* begin *
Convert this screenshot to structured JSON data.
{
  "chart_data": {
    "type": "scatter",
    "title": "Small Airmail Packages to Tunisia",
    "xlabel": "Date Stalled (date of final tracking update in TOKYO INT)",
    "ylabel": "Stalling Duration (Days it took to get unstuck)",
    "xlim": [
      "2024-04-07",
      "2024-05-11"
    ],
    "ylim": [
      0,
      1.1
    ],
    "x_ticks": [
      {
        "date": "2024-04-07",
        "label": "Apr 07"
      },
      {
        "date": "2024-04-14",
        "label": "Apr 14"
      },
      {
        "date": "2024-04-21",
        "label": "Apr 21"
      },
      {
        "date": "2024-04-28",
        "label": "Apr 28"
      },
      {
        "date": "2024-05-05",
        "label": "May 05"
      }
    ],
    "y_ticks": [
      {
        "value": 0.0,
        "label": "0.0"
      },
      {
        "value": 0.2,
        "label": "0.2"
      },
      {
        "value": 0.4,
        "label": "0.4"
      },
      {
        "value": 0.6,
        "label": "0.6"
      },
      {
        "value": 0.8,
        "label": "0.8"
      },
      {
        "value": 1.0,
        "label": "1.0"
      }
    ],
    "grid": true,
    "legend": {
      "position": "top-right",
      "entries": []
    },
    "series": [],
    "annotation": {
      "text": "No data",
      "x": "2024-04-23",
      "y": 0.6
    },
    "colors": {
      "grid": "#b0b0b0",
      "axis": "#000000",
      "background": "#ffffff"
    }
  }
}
* end *
WHAT THE TASK ASKS
Repeat the material from above exactly, word for word.

CORRECT RESPONSE
Convert this screenshot to structured JSON data.
{
  "chart_data": {
    "type": "scatter",
    "title": "Small Airmail Packages to Tunisia",
    "xlabel": "Date Stalled (date of final tracking update in TOKYO INT)",
    "ylabel": "Stalling Duration (Days it took to get unstuck)",
    "xlim": [
      "2024-04-07",
      "2024-05-11"
    ],
    "ylim": [
      0,
      1.1
    ],
    "x_ticks": [
      {
        "date": "2024-04-07",
        "label": "Apr 07"
      },
      {
        "date": "2024-04-14",
        "label": "Apr 14"
      },
      {
        "date": "2024-04-21",
        "label": "Apr 21"
      },
      {
        "date": "2024-04-28",
        "label": "Apr 28"
      },
      {
        "date": "2024-05-05",
        "label": "May 05"
      }
    ],
    "y_ticks": [
      {
        "value": 0.0,
        "label": "0.0"
      },
      {
        "value": 0.2,
        "label": "0.2"
      },
      {
        "value": 0.4,
        "label": "0.4"
      },
      {
        "value": 0.6,
        "label": "0.6"
      },
      {
        "value": 0.8,
        "label": "0.8"
      },
      {
        "value": 1.0,
        "label": "1.0"
      }
    ],
    "grid": true,
    "legend": {
      "position": "top-right",
      "entries": []
    },
    "series": [],
    "annotation": {
      "text": "No data",
      "x": "2024-04-23",
      "y": 0.6
    },
    "colors": {
      "grid": "#b0b0b0",
      "axis": "#000000",
      "background": "#ffffff"
    }
  }
}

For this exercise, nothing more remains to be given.